**INSTRUÇÕES DO EXERCÍCIO**
- 1) Transcreva do texto sobre Bolsonaro e a segurança pública o trecho que vai de "Por Renato Sérgio" até "ser acessados aqui.".
- 2) Segundo o texto sobre Bolsonaro e a segurança pública, qual produtora coordena o projeto jornalístico mencionado?
- 3) Prossiga com o texto sobre Bolsonaro e a segurança pública a partir da última frase apresentada.

Por Renato Sérgio de Lima
Como Jair Bolsonaro se aproveitou do vácuo no debate sobre segurança pública para montar uma tropa de eleitores armados.
Este conteúdo é parte da série “Aqui mando eu: democracias frágeis, políticas autoritárias”, projeto jornalístico dedicado a investigar expressões contemporâneas do autoritarismo na América Latina. O projeto é coordenado pela produtora mexicana Dromómanos, em parceria com o Centro de Análise da Liberdade e do Autoritarismo (LAUT) e os seguintes veículos: El Universal (México), El Faro (El Salvador), Divergentes (Nicarágua), Cerosetenta (Colômbia), Efecto Cocuyo (Venezuela), revista piauí (Brasil) y La Pública (Chile). Os demais conteúdos podem ser acessados aqui.

**DADOS FORNECIDOS**
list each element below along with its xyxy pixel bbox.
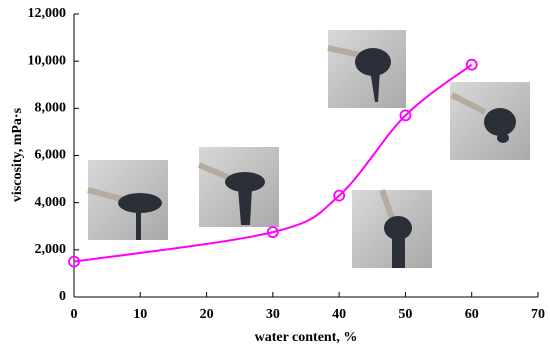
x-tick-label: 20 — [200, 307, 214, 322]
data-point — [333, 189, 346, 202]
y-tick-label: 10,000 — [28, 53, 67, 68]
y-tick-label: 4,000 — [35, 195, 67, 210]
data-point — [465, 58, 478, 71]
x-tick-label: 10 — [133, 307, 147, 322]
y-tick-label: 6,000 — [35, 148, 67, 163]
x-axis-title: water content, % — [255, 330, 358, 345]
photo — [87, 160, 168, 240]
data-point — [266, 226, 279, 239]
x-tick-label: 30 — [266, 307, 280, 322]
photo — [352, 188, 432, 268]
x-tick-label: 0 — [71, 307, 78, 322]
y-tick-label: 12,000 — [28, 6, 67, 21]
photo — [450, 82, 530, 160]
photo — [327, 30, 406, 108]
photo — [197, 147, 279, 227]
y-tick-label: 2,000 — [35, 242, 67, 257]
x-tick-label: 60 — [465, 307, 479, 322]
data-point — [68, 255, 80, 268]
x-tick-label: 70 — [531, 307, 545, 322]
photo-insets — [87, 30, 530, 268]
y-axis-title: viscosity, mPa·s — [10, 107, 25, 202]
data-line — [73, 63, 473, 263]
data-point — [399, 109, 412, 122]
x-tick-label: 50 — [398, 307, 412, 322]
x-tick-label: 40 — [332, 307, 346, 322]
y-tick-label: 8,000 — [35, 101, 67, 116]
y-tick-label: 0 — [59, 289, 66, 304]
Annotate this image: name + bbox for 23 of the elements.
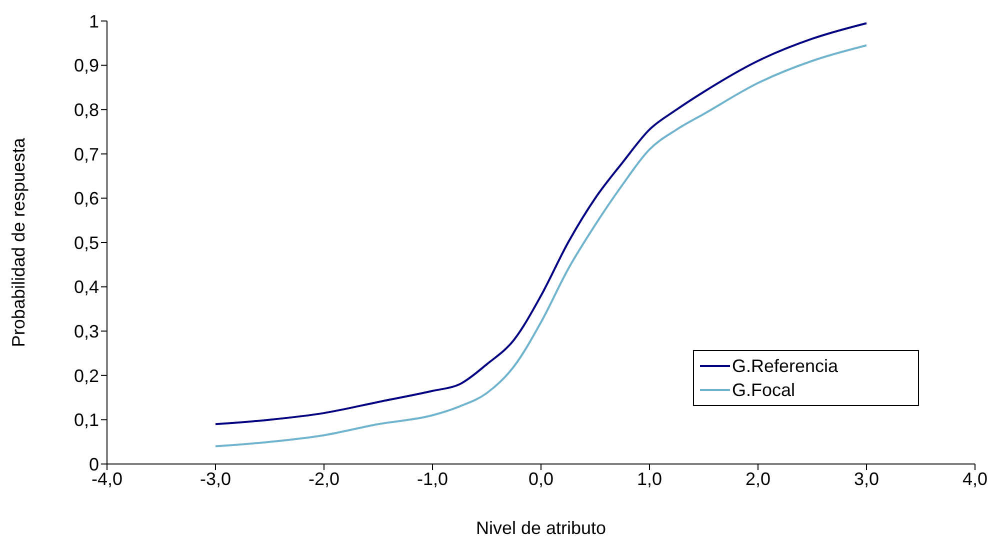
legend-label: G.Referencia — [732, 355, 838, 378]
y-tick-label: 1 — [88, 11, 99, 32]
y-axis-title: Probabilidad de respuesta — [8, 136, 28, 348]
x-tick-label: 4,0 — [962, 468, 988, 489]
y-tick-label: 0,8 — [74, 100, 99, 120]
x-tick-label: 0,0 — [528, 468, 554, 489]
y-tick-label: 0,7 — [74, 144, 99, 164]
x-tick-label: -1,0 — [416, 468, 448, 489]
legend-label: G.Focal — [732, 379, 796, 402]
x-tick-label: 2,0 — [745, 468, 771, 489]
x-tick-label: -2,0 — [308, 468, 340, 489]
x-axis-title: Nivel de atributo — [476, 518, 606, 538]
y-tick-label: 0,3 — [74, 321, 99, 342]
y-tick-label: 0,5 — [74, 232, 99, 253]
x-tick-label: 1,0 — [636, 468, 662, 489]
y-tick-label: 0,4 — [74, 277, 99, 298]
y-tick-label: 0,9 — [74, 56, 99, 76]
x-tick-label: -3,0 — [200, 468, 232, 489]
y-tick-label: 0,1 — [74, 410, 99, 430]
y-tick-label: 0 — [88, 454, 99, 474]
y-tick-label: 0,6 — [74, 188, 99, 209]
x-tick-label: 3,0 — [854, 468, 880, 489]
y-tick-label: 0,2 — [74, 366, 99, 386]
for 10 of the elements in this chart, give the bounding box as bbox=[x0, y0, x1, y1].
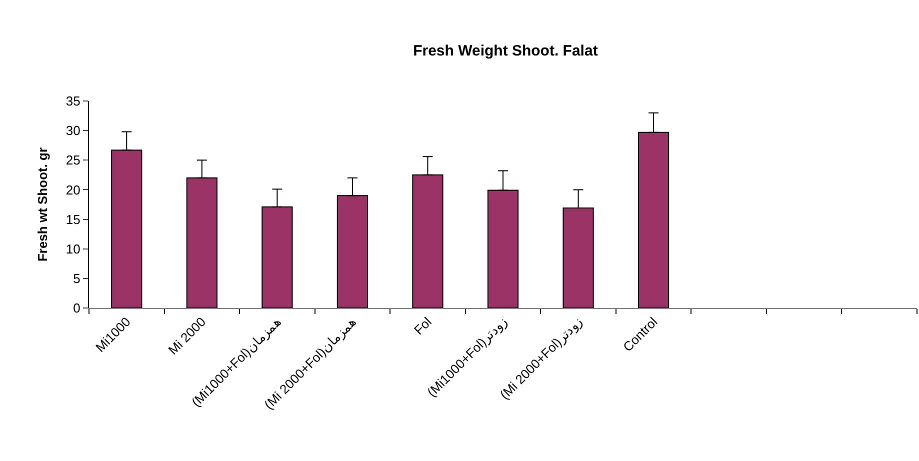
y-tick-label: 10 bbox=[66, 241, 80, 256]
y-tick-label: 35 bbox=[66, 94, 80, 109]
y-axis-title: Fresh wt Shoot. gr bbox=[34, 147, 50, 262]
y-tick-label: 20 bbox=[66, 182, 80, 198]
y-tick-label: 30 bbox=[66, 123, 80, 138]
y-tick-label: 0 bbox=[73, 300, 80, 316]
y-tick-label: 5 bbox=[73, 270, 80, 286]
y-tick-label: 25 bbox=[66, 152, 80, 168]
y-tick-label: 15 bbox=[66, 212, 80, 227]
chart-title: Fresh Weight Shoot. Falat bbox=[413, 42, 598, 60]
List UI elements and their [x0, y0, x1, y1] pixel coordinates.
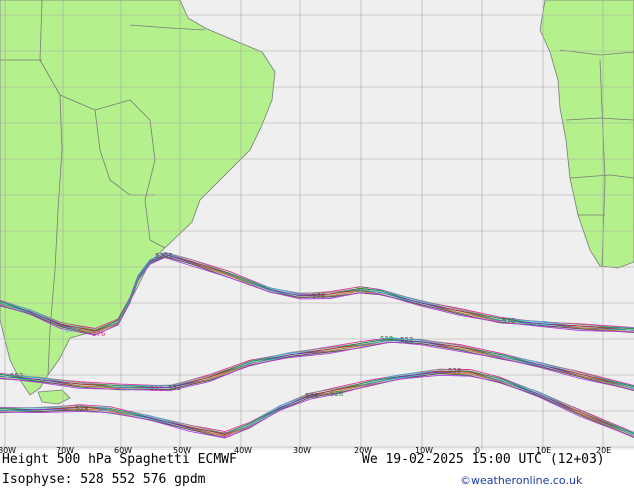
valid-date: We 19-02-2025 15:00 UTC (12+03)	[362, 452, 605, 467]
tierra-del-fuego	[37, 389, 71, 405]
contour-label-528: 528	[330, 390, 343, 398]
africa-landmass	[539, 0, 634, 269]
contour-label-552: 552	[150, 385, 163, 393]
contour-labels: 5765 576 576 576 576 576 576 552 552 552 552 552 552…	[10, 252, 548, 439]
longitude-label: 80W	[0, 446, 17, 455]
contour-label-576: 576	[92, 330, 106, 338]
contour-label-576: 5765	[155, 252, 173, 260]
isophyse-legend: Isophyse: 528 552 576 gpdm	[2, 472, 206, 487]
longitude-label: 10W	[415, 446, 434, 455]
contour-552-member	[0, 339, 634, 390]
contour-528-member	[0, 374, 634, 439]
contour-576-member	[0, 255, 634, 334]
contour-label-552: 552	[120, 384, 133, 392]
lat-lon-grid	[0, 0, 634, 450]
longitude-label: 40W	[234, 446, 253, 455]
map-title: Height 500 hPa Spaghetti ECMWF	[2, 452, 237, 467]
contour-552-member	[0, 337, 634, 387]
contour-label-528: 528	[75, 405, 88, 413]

**RESPOSTAS**
- 1)
Por Renato Sérgio de Lima
Como Jair Bolsonaro se aproveitou do vácuo no debate sobre segurança pública para montar uma tropa de eleitores armados.
Este conteúdo é parte da série “Aqui mando eu: democracias frágeis, políticas autoritárias”, projeto jornalístico dedicado a investigar expressões contemporâneas do autoritarismo na América Latina. O projeto é coordenado pela produtora mexicana Dromómanos, em parceria com o Centro de Análise da Liberdade e do Autoritarismo (LAUT) e os seguintes veículos: El Universal (México), El Faro (El Salvador), Divergentes (Nicarágua), Cerosetenta (Colômbia), Efecto Cocuyo (Venezuela), revista piauí (Brasil) y La Pública (Chile). Os demais conteúdos podem ser acessados aqui.

- 2) A produtora mexicana Dromómanos.

- 3)
Jair Bolsonaro pode ser acusado, apropriadamente, de muitos absurdos e disparates. Sua administração é, por diversas métricas, uma das mais disfuncionais e caóticas que o Brasil já teve. São várias as esferas da burocracia pública que estão sob ataque e fragilizadas, levando analistas, jornalistas e cientistas sociais a debater continuamente a capacidade de resistência das instituições democráticas. O problema é que, enquanto esses analistas constroem suas teses sobre o caos e as bravatas bolsonaristas – alguns minimizando o estrago, outros superdimensionando-o –, ao menos em uma área do governo o presidente atua de forma planejada e metódica: na segurança pública. Neste caso, não há caos nem bravatas. É por meio das forças policiais que Bolsonaro persegue seu objetivo de destruir as bases da Nova República, criadas pela redemocratização e pela Constituição de 1988.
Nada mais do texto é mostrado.